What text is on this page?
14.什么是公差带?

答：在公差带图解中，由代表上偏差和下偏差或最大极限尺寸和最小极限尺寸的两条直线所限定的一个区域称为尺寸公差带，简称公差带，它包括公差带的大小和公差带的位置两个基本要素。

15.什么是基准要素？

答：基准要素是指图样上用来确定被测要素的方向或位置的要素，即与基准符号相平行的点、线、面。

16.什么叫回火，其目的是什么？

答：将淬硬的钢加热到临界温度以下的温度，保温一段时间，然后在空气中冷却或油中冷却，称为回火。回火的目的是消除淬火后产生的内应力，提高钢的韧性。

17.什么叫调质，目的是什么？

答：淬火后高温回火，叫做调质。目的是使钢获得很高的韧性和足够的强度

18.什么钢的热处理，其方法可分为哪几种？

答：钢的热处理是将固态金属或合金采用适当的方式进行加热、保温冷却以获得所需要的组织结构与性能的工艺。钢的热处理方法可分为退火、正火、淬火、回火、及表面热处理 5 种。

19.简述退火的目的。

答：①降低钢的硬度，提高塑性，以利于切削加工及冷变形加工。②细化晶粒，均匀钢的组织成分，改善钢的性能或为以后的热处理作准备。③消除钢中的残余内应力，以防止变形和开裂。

_TASK OBJECTIVE_:
Take the material above and return all of it exactly.

_ANSWER TO THIS PROBLEM_:
What text is on this page?
14.什么是公差带?

答：在公差带图解中，由代表上偏差和下偏差或最大极限尺寸和最小极限尺寸的两条直线所限定的一个区域称为尺寸公差带，简称公差带，它包括公差带的大小和公差带的位置两个基本要素。

15.什么是基准要素？

答：基准要素是指图样上用来确定被测要素的方向或位置的要素，即与基准符号相平行的点、线、面。

16.什么叫回火，其目的是什么？

答：将淬硬的钢加热到临界温度以下的温度，保温一段时间，然后在空气中冷却或油中冷却，称为回火。回火的目的是消除淬火后产生的内应力，提高钢的韧性。

17.什么叫调质，目的是什么？

答：淬火后高温回火，叫做调质。目的是使钢获得很高的韧性和足够的强度

18.什么钢的热处理，其方法可分为哪几种？

答：钢的热处理是将固态金属或合金采用适当的方式进行加热、保温冷却以获得所需要的组织结构与性能的工艺。钢的热处理方法可分为退火、正火、淬火、回火、及表面热处理 5 种。

19.简述退火的目的。

答：①降低钢的硬度，提高塑性，以利于切削加工及冷变形加工。②细化晶粒，均匀钢的组织成分，改善钢的性能或为以后的热处理作准备。③消除钢中的残余内应力，以防止变形和开裂。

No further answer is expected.